◆ To be done ◆
Give the listing again exactly, omitting its images.

Dataset records
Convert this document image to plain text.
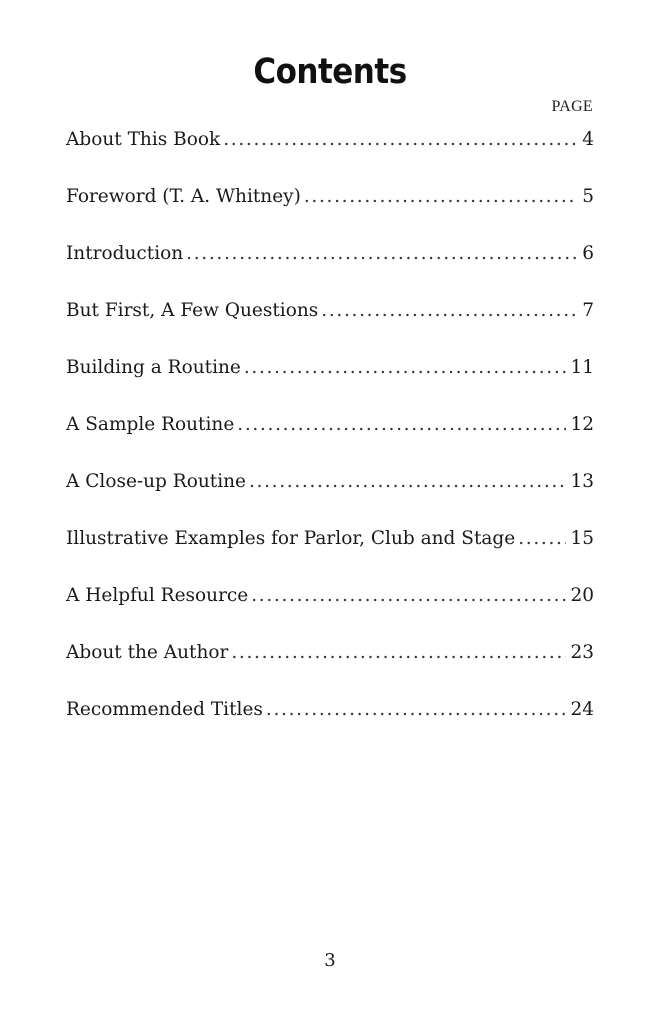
Contents
PAGE
About This Book . . .	4
Foreword (T. A. Whitney) . . .	5
Introduction . . .	6
But First, A Few Questions . . .	7
Building a Routine . . .	11
A Sample Routine . . .	12
A Close-up Routine . . .	13
Illustrative Examples for Parlor, Club and Stage . . .	15
A Helpful Resource . . .	20
About the Author . . .	23
Recommended Titles . . .	24
3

◆ Expected answer ◆
Convert this document image to plain text.
Contents
PAGE
About This Book . . .	4
Foreword (T. A. Whitney) . . .	5
Introduction . . .	6
But First, A Few Questions . . .	7
Building a Routine . . .	11
A Sample Routine . . .	12
A Close-up Routine . . .	13
Illustrative Examples for Parlor, Club and Stage . . .	15
A Helpful Resource . . .	20
About the Author . . .	23
Recommended Titles . . .	24
3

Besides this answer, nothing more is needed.